• [Given request]
Out of the lines in this data, how many include "page"? Give the number and nothing else.
• • •
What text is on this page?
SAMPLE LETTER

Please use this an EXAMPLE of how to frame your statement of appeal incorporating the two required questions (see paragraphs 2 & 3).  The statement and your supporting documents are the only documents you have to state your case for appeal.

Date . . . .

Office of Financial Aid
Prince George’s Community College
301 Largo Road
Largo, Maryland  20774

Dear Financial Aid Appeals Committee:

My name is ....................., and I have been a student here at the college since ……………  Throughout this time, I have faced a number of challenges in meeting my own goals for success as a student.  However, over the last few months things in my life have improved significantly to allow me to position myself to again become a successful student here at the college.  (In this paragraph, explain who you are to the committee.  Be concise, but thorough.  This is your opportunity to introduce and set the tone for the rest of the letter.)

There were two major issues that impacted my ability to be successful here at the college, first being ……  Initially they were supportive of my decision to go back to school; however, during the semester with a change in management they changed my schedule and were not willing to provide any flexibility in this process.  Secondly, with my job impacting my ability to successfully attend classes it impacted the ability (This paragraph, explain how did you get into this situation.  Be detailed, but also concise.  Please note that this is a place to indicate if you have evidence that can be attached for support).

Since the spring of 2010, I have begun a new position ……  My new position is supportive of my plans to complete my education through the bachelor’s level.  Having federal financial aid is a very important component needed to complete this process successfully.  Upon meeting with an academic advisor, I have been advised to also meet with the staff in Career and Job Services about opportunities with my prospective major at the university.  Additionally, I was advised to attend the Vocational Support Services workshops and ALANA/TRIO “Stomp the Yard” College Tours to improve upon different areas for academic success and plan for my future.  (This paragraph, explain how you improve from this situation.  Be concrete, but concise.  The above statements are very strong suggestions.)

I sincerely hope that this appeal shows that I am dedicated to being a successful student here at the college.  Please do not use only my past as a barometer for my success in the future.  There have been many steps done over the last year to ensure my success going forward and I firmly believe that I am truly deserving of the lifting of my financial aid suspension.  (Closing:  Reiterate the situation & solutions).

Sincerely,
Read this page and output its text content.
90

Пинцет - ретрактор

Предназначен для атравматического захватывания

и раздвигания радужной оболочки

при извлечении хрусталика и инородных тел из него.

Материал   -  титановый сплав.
• • •
• [Task solution]
2